(EXERCISE)
Reproduce all the entries exactly.

• • • • •

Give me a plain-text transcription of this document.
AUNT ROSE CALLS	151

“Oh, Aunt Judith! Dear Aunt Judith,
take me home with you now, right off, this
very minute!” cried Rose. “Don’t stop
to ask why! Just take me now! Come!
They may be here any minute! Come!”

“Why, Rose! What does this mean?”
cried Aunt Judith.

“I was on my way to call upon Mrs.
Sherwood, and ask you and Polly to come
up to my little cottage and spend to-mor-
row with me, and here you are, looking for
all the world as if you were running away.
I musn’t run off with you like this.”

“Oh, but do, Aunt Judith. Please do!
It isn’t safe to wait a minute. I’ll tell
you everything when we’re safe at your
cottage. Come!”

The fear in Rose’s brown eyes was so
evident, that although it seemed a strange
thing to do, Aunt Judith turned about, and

• • • • •

(SOLUTION TO THIS EXERCISE)
Give me a plain-text transcription of this document.
AUNT ROSE CALLS	151

“Oh, Aunt Judith! Dear Aunt Judith,
take me home with you now, right off, this
very minute!” cried Rose. “Don’t stop
to ask why! Just take me now! Come!
They may be here any minute! Come!”

“Why, Rose! What does this mean?”
cried Aunt Judith.

“I was on my way to call upon Mrs.
Sherwood, and ask you and Polly to come
up to my little cottage and spend to-mor-
row with me, and here you are, looking for
all the world as if you were running away.
I musn’t run off with you like this.”

“Oh, but do, Aunt Judith. Please do!
It isn’t safe to wait a minute. I’ll tell
you everything when we’re safe at your
cottage. Come!”

The fear in Rose’s brown eyes was so
evident, that although it seemed a strange
thing to do, Aunt Judith turned about, and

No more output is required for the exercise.